*Instructions for the task:*
Omit every picture while repeating the entries exactly.

[BEGIN]

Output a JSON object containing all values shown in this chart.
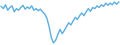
{
  "values": [
    72,
    68,
    75,
    65,
    70,
    73,
    62,
    68,
    65,
    70,
    74,
    67,
    71,
    68,
    73,
    65,
    68,
    64,
    67,
    62,
    58,
    50,
    35,
    15,
    5,
    10,
    20,
    30,
    22,
    28,
    35,
    42,
    38,
    45,
    52,
    48,
    55,
    60,
    55,
    62,
    68,
    63,
    70,
    68,
    73,
    70,
    75,
    72,
    78,
    74,
    78,
    75,
    80,
    76,
    80
  ],
  "line_color": "#5baee0",
  "background_color": "#ffffff",
  "linewidth": 1.0
}
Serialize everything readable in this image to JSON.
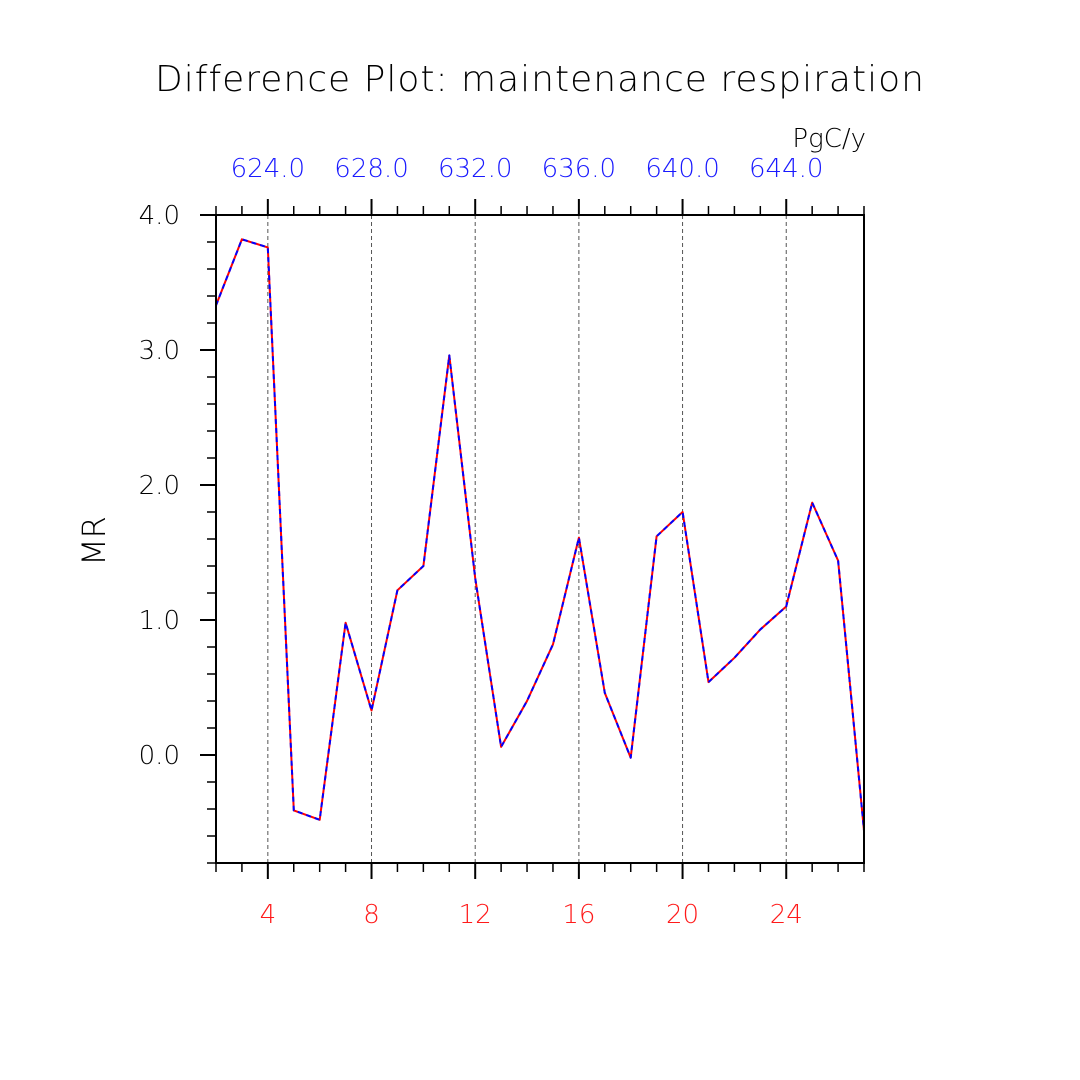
{
  "chart_data": {
    "type": "line",
    "title": "Difference Plot: maintenance respiration",
    "ylabel": "MR",
    "units": "PgC/y",
    "xlim": [
      2,
      27
    ],
    "ylim": [
      -0.8,
      4.0
    ],
    "x_ticks": [
      4,
      8,
      12,
      16,
      20,
      24
    ],
    "x_tick_labels": [
      "4",
      "8",
      "12",
      "16",
      "20",
      "24"
    ],
    "y_ticks": [
      0.0,
      1.0,
      2.0,
      3.0,
      4.0
    ],
    "y_tick_labels": [
      "0.0",
      "1.0",
      "2.0",
      "3.0",
      "4.0"
    ],
    "top_axis_ticks": [
      4,
      8,
      12,
      16,
      20,
      24
    ],
    "top_axis_labels": [
      "624.0",
      "628.0",
      "632.0",
      "636.0",
      "640.0",
      "644.0"
    ],
    "grid": "vertical dashed at major x ticks",
    "colors": {
      "bottom_axis": "#ff1a1a",
      "top_axis": "#1a1aff",
      "line_a": "#ff0000",
      "line_b": "#0000ff"
    },
    "x": [
      2,
      3,
      4,
      5,
      6,
      7,
      8,
      9,
      10,
      11,
      12,
      13,
      14,
      15,
      16,
      17,
      18,
      19,
      20,
      21,
      22,
      23,
      24,
      25,
      26,
      27
    ],
    "series": [
      {
        "values": [
          3.33,
          3.82,
          3.76,
          -0.41,
          -0.48,
          0.98,
          0.33,
          1.22,
          1.4,
          2.96,
          1.31,
          0.06,
          0.4,
          0.82,
          1.61,
          0.46,
          -0.02,
          1.62,
          1.8,
          0.54,
          0.72,
          0.93,
          1.1,
          1.87,
          1.44,
          -0.56
        ]
      }
    ]
  }
}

[END]

*Exercise solution:*
Output a JSON object containing all values shown in this chart.
{
  "values": [
    72,
    68,
    75,
    65,
    70,
    73,
    62,
    68,
    65,
    70,
    74,
    67,
    71,
    68,
    73,
    65,
    68,
    64,
    67,
    62,
    58,
    50,
    35,
    15,
    5,
    10,
    20,
    30,
    22,
    28,
    35,
    42,
    38,
    45,
    52,
    48,
    55,
    60,
    55,
    62,
    68,
    63,
    70,
    68,
    73,
    70,
    75,
    72,
    78,
    74,
    78,
    75,
    80,
    76,
    80
  ],
  "line_color": "#5baee0",
  "background_color": "#ffffff",
  "linewidth": 1.0
}
Serialize everything readable in this image to JSON.
{
  "chart_data": {
    "type": "line",
    "title": "Difference Plot: maintenance respiration",
    "ylabel": "MR",
    "units": "PgC/y",
    "xlim": [
      2,
      27
    ],
    "ylim": [
      -0.8,
      4.0
    ],
    "x_ticks": [
      4,
      8,
      12,
      16,
      20,
      24
    ],
    "x_tick_labels": [
      "4",
      "8",
      "12",
      "16",
      "20",
      "24"
    ],
    "y_ticks": [
      0.0,
      1.0,
      2.0,
      3.0,
      4.0
    ],
    "y_tick_labels": [
      "0.0",
      "1.0",
      "2.0",
      "3.0",
      "4.0"
    ],
    "top_axis_ticks": [
      4,
      8,
      12,
      16,
      20,
      24
    ],
    "top_axis_labels": [
      "624.0",
      "628.0",
      "632.0",
      "636.0",
      "640.0",
      "644.0"
    ],
    "grid": "vertical dashed at major x ticks",
    "colors": {
      "bottom_axis": "#ff1a1a",
      "top_axis": "#1a1aff",
      "line_a": "#ff0000",
      "line_b": "#0000ff"
    },
    "x": [
      2,
      3,
      4,
      5,
      6,
      7,
      8,
      9,
      10,
      11,
      12,
      13,
      14,
      15,
      16,
      17,
      18,
      19,
      20,
      21,
      22,
      23,
      24,
      25,
      26,
      27
    ],
    "series": [
      {
        "values": [
          3.33,
          3.82,
          3.76,
          -0.41,
          -0.48,
          0.98,
          0.33,
          1.22,
          1.4,
          2.96,
          1.31,
          0.06,
          0.4,
          0.82,
          1.61,
          0.46,
          -0.02,
          1.62,
          1.8,
          0.54,
          0.72,
          0.93,
          1.1,
          1.87,
          1.44,
          -0.56
        ]
      }
    ]
  }
}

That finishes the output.